- _Извлечённый текст_
Однако около того же самого времени уже существовало и о внешнем виде
Спасителя другое представление, основанием которого также было ветхозаветное
пророчество о Мессии; во исполнение этого пророчества, Христос был “красен
добротою паче сынов человеческих” (Псал. 44:3). В этом духе начали изображать
Христа и гностики на картинах, камнях или металлах и делать маленькия статуи
Его, которыя они увенчивали лаврами. Черты лица Его были взяты с изображения
Его, сделаннаго будто бы по повелению Пилата. Идеальное изображение Его
получило все большее и большее распространение. В третьем столетии такое
изображение Христа нашло доступ в частную божницу императора Севера (208-235
гг.), где было помещено рядом со знаменитыми царями и императорами, и “святыми
душами” Авраама, Орфея, Аполлония и других достославных имен.
Первоначальное христианское искусство, имевшее отношение к Иисусу Христу,
-- именно, те изображения, с которыми мы встречаемся в катакомбах, было впрочем
чисто символическим. Вместо Его имени было употребительно изображение рыбы,
потому что Его имя можно было означить буквами этого слова: IХФИС. I= IИСУС. Х=
ХРИСТОС. Ф= ФЕОН, Божий И=ИОС, Сын.
С=СОТИР, Спаситель. Иногда Он изображался также под видом агнца или пастыря.

- _Предоставленные данные_

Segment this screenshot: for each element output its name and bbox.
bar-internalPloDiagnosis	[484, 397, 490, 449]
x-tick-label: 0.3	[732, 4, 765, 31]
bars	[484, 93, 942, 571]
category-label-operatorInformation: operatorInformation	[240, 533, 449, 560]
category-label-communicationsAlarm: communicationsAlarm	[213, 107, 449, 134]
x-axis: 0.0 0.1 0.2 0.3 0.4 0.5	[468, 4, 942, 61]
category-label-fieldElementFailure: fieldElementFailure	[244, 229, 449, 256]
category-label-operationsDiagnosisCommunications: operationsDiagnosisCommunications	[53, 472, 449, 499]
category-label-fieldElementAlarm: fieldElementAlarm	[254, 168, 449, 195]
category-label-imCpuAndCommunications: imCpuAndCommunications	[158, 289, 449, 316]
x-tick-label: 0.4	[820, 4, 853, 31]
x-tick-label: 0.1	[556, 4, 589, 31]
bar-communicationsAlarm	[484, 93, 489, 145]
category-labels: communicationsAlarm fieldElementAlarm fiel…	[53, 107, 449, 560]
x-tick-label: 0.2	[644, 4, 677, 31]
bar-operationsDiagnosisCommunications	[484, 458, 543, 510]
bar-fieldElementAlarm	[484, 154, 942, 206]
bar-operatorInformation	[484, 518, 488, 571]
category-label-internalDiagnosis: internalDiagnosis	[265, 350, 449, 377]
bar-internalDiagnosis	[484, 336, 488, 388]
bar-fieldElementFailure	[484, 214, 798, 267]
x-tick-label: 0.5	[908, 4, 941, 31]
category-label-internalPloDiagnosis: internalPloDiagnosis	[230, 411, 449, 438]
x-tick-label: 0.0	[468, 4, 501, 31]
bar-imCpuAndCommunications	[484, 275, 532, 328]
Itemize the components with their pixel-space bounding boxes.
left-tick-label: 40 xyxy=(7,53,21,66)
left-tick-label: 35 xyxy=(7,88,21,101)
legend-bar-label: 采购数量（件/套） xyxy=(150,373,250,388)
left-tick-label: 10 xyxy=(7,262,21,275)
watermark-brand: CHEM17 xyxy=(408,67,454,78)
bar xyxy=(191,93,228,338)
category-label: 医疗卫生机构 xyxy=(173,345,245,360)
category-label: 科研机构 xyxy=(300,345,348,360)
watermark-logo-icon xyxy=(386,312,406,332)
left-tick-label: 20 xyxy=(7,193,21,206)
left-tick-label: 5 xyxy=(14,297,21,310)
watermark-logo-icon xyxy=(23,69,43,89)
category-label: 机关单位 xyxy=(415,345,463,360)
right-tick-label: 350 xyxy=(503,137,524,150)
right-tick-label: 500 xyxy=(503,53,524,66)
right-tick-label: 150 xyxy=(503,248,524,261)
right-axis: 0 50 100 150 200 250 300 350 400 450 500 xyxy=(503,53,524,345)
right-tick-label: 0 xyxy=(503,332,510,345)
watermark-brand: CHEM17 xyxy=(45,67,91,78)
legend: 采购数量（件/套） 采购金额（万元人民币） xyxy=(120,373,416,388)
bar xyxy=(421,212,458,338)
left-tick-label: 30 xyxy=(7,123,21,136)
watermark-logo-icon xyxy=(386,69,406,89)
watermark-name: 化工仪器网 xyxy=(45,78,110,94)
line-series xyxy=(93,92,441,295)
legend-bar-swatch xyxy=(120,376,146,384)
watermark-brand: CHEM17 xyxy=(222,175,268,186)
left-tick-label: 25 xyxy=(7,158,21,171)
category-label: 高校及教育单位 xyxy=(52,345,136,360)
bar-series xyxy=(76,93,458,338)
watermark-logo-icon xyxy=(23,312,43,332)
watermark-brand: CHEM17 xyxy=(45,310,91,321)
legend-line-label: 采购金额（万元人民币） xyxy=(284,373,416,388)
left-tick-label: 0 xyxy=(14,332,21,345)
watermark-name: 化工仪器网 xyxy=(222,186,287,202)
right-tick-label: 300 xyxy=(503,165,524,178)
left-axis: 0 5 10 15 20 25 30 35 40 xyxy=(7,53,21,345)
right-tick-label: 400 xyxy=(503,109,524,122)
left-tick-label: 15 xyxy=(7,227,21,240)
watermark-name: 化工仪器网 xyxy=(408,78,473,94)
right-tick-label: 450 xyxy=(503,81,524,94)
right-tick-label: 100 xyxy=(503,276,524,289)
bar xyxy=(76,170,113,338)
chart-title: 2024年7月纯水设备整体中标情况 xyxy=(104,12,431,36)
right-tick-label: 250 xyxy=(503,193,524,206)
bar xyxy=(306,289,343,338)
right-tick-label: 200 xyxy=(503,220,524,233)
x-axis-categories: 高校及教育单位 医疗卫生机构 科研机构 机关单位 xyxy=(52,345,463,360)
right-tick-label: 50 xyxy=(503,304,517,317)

- _Условие задачи_
Ответьте, пожалуйста, на вопросы по тексту об изображениях Христа:
1. Чем гностики увенчивали маленькие статуи Христа?
2. В чью частную божницу в третьем столетии попало изображение Христа?
3. Под видом кого, кроме рыбы, иногда изображался Христос?
Данные представляют собой отдельный материал.

- _Выполненное задание_
1. Лаврами.
2. В божницу императора Севера.
3. Под видом агнца или пастыря.